DOCUMENT EXCERPT
Re: HTML5 Issue 11 (encoding detection): I18N WG response...

I'm a little late to this discussion, so please forgive me if I'm covering
ground people have already discussed.

But focusing on advice to developers, I'd suggest replacing 6 and 7 in
http://dev.w3.org/html5/spec/Overview.html#determining-the-character-encoding,
by the following 3 numbered items.

   - Test if the bytes are valid UTF-8. If they are, return return that
   encoding, with the
confidence<http://dev.w3.org/html5/spec/Overview.html#concept-encoding-confidence>
   *tentative*, and abort these steps.
      - *[include note about UTF-8 patterns, maybe reworded a bit.]*
   - The user agent may attempt to autodetect the character encoding *[include
   rest of #5]*
   - Otherwise, return an implementation-defined or user-specified default
   character encoding, with the
confidence<http://dev.w3.org/html5/spec/Overview.html#concept-encoding-confidence>
   *tentative*. Due to its widespread use as a default in legacy content,
   windows-1252 is recommended as a default in the absences of other
   information.

INFORMATION SUPPLIED
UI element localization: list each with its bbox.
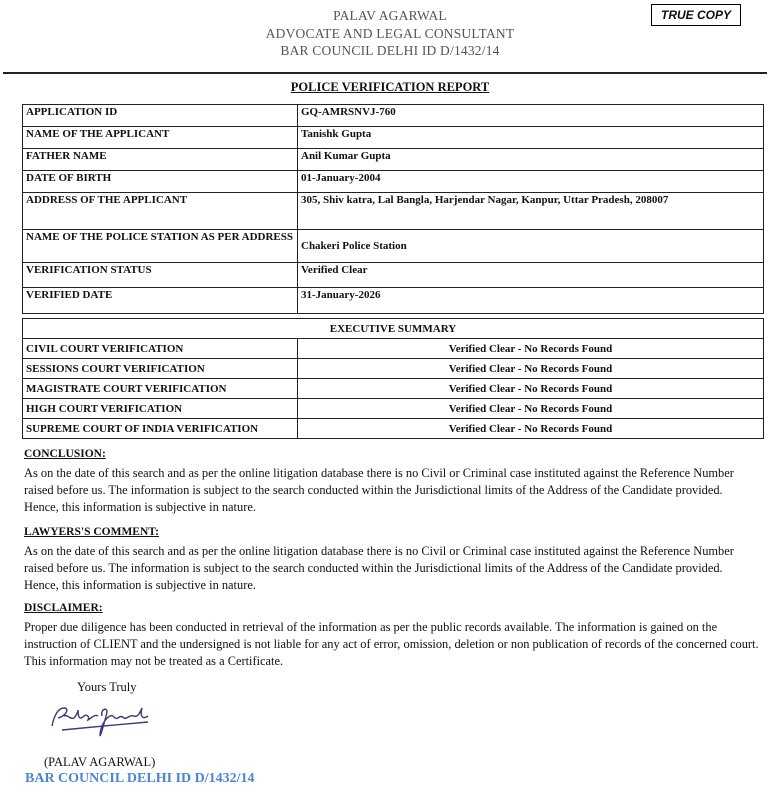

WHAT IS BEING ASKED
Decide whether each statement agrees with the encoding-detection message, answering yes or no and quoting the text's deciding words: (a) The writer proposes replacing items 6 and 7 with four numbered items. (b) The proposed fallback step recommends windows-1252 as a default. (c) Under the proposal, the user agent is required to autodetect the character encoding. The listing has nothing to do with the encoding-detection message.

OUTPUT FOR THIS EXERCISE
(a) No: "by the following 3 numbered items."
(b) Yes: "windows-1252 is recommended as a default in the absences of other information."
(c) No: "The user agent may attempt to autodetect the character encoding"